### TASK PROMPT
Quote the whole listing verbatim.

** START OF INPUT MATERIAL **

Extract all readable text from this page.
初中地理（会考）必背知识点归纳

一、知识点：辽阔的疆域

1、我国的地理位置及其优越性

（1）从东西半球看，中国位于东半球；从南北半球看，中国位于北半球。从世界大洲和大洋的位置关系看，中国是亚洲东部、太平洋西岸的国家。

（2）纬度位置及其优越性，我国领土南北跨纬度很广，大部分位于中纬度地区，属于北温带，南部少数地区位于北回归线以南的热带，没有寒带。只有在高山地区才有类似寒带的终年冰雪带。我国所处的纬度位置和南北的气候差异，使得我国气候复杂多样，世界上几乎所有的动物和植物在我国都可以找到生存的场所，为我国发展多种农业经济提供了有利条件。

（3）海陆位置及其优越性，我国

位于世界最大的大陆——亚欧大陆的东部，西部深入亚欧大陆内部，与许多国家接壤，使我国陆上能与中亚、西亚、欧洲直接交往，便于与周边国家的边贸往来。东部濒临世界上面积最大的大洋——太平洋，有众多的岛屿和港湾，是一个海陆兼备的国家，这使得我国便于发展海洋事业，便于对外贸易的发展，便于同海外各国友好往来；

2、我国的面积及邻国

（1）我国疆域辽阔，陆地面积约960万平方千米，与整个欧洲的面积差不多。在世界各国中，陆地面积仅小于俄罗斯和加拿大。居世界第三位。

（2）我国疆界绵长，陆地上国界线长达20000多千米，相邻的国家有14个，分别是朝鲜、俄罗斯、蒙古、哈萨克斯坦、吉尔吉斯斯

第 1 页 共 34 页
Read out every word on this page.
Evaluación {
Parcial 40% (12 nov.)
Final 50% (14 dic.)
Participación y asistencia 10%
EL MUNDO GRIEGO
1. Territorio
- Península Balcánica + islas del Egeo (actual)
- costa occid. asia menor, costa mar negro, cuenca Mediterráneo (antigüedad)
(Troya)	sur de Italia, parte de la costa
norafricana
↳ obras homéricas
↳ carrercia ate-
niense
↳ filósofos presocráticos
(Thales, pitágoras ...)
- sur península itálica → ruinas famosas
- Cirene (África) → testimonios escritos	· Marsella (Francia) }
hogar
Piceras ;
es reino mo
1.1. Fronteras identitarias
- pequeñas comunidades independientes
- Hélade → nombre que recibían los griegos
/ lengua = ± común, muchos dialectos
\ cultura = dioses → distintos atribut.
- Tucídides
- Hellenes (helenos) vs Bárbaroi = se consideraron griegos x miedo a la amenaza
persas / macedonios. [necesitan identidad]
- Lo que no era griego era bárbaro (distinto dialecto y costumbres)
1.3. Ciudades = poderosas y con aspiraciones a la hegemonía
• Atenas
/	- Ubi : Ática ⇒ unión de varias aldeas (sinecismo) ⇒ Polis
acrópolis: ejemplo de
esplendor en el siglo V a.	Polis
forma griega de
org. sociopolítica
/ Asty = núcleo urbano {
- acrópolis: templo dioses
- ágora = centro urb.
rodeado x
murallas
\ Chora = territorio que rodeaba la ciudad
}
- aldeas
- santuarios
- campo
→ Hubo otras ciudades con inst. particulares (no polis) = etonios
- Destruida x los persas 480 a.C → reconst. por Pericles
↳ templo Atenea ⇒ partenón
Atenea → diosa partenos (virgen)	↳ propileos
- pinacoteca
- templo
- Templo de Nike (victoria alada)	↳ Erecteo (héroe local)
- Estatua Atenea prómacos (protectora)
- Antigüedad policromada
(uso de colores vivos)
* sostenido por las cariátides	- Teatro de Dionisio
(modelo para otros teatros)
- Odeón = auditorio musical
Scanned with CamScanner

** END OF INPUT MATERIAL **

### THE OUTPUT
Extract all readable text from this page.
初中地理（会考）必背知识点归纳

一、知识点：辽阔的疆域

1、我国的地理位置及其优越性

（1）从东西半球看，中国位于东半球；从南北半球看，中国位于北半球。从世界大洲和大洋的位置关系看，中国是亚洲东部、太平洋西岸的国家。

（2）纬度位置及其优越性，我国领土南北跨纬度很广，大部分位于中纬度地区，属于北温带，南部少数地区位于北回归线以南的热带，没有寒带。只有在高山地区才有类似寒带的终年冰雪带。我国所处的纬度位置和南北的气候差异，使得我国气候复杂多样，世界上几乎所有的动物和植物在我国都可以找到生存的场所，为我国发展多种农业经济提供了有利条件。

（3）海陆位置及其优越性，我国

位于世界最大的大陆——亚欧大陆的东部，西部深入亚欧大陆内部，与许多国家接壤，使我国陆上能与中亚、西亚、欧洲直接交往，便于与周边国家的边贸往来。东部濒临世界上面积最大的大洋——太平洋，有众多的岛屿和港湾，是一个海陆兼备的国家，这使得我国便于发展海洋事业，便于对外贸易的发展，便于同海外各国友好往来；

2、我国的面积及邻国

（1）我国疆域辽阔，陆地面积约960万平方千米，与整个欧洲的面积差不多。在世界各国中，陆地面积仅小于俄罗斯和加拿大。居世界第三位。

（2）我国疆界绵长，陆地上国界线长达20000多千米，相邻的国家有14个，分别是朝鲜、俄罗斯、蒙古、哈萨克斯坦、吉尔吉斯斯

第 1 页 共 34 页
Read out every word on this page.
Evaluación {
Parcial 40% (12 nov.)
Final 50% (14 dic.)
Participación y asistencia 10%
EL MUNDO GRIEGO
1. Territorio
- Península Balcánica + islas del Egeo (actual)
- costa occid. asia menor, costa mar negro, cuenca Mediterráneo (antigüedad)
(Troya)	sur de Italia, parte de la costa
norafricana
↳ obras homéricas
↳ carrercia ate-
niense
↳ filósofos presocráticos
(Thales, pitágoras ...)
- sur península itálica → ruinas famosas
- Cirene (África) → testimonios escritos	· Marsella (Francia) }
hogar
Piceras ;
es reino mo
1.1. Fronteras identitarias
- pequeñas comunidades independientes
- Hélade → nombre que recibían los griegos
/ lengua = ± común, muchos dialectos
\ cultura = dioses → distintos atribut.
- Tucídides
- Hellenes (helenos) vs Bárbaroi = se consideraron griegos x miedo a la amenaza
persas / macedonios. [necesitan identidad]
- Lo que no era griego era bárbaro (distinto dialecto y costumbres)
1.3. Ciudades = poderosas y con aspiraciones a la hegemonía
• Atenas
/	- Ubi : Ática ⇒ unión de varias aldeas (sinecismo) ⇒ Polis
acrópolis: ejemplo de
esplendor en el siglo V a.	Polis
forma griega de
org. sociopolítica
/ Asty = núcleo urbano {
- acrópolis: templo dioses
- ágora = centro urb.
rodeado x
murallas
\ Chora = territorio que rodeaba la ciudad
}
- aldeas
- santuarios
- campo
→ Hubo otras ciudades con inst. particulares (no polis) = etonios
- Destruida x los persas 480 a.C → reconst. por Pericles
↳ templo Atenea ⇒ partenón
Atenea → diosa partenos (virgen)	↳ propileos
- pinacoteca
- templo
- Templo de Nike (victoria alada)	↳ Erecteo (héroe local)
- Estatua Atenea prómacos (protectora)
- Antigüedad policromada
(uso de colores vivos)
* sostenido por las cariátides	- Teatro de Dionisio
(modelo para otros teatros)
- Odeón = auditorio musical
Scanned with CamScanner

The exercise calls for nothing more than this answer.